• Collection entries:

○ ○ ○

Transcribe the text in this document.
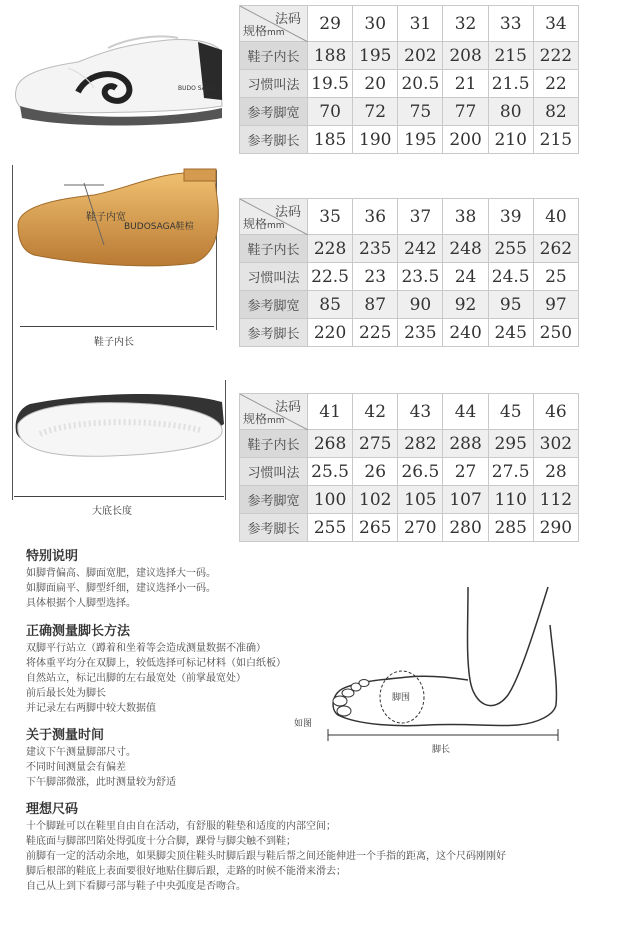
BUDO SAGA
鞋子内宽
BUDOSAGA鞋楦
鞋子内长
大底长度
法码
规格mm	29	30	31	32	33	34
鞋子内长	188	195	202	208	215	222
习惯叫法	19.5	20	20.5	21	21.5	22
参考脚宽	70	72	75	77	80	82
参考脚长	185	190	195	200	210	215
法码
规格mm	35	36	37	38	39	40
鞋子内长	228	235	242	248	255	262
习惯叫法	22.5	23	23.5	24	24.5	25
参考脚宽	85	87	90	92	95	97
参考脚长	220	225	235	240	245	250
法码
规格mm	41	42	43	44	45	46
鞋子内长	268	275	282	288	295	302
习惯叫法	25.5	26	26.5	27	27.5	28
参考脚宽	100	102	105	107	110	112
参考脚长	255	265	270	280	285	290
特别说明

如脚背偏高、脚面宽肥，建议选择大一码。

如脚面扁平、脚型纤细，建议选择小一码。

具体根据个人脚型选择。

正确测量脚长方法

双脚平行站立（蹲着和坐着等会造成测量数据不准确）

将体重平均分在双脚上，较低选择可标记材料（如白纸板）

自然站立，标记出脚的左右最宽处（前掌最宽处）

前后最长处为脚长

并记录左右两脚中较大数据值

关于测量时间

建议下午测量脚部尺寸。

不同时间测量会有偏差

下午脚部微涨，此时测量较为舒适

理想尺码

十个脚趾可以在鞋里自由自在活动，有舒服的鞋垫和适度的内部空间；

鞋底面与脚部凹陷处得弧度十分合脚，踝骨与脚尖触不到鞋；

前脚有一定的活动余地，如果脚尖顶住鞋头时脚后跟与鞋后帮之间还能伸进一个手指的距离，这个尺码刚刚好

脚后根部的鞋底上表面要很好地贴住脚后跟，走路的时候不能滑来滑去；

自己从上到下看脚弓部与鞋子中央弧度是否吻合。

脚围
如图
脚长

○ ○ ○

Output the data exactly. Pictures don't belong in the result.

Transcribe the text in this document.
BUDO SAGA
鞋子内宽
BUDOSAGA鞋楦
鞋子内长
大底长度
法码
规格mm	29	30	31	32	33	34
鞋子内长	188	195	202	208	215	222
习惯叫法	19.5	20	20.5	21	21.5	22
参考脚宽	70	72	75	77	80	82
参考脚长	185	190	195	200	210	215
法码
规格mm	35	36	37	38	39	40
鞋子内长	228	235	242	248	255	262
习惯叫法	22.5	23	23.5	24	24.5	25
参考脚宽	85	87	90	92	95	97
参考脚长	220	225	235	240	245	250
法码
规格mm	41	42	43	44	45	46
鞋子内长	268	275	282	288	295	302
习惯叫法	25.5	26	26.5	27	27.5	28
参考脚宽	100	102	105	107	110	112
参考脚长	255	265	270	280	285	290
特别说明

如脚背偏高、脚面宽肥，建议选择大一码。

如脚面扁平、脚型纤细，建议选择小一码。

具体根据个人脚型选择。

正确测量脚长方法

双脚平行站立（蹲着和坐着等会造成测量数据不准确）

将体重平均分在双脚上，较低选择可标记材料（如白纸板）

自然站立，标记出脚的左右最宽处（前掌最宽处）

前后最长处为脚长

并记录左右两脚中较大数据值

关于测量时间

建议下午测量脚部尺寸。

不同时间测量会有偏差

下午脚部微涨，此时测量较为舒适

理想尺码

十个脚趾可以在鞋里自由自在活动，有舒服的鞋垫和适度的内部空间；

鞋底面与脚部凹陷处得弧度十分合脚，踝骨与脚尖触不到鞋；

前脚有一定的活动余地，如果脚尖顶住鞋头时脚后跟与鞋后帮之间还能伸进一个手指的距离，这个尺码刚刚好

脚后根部的鞋底上表面要很好地贴住脚后跟，走路的时候不能滑来滑去；

自己从上到下看脚弓部与鞋子中央弧度是否吻合。

脚围
如图
脚长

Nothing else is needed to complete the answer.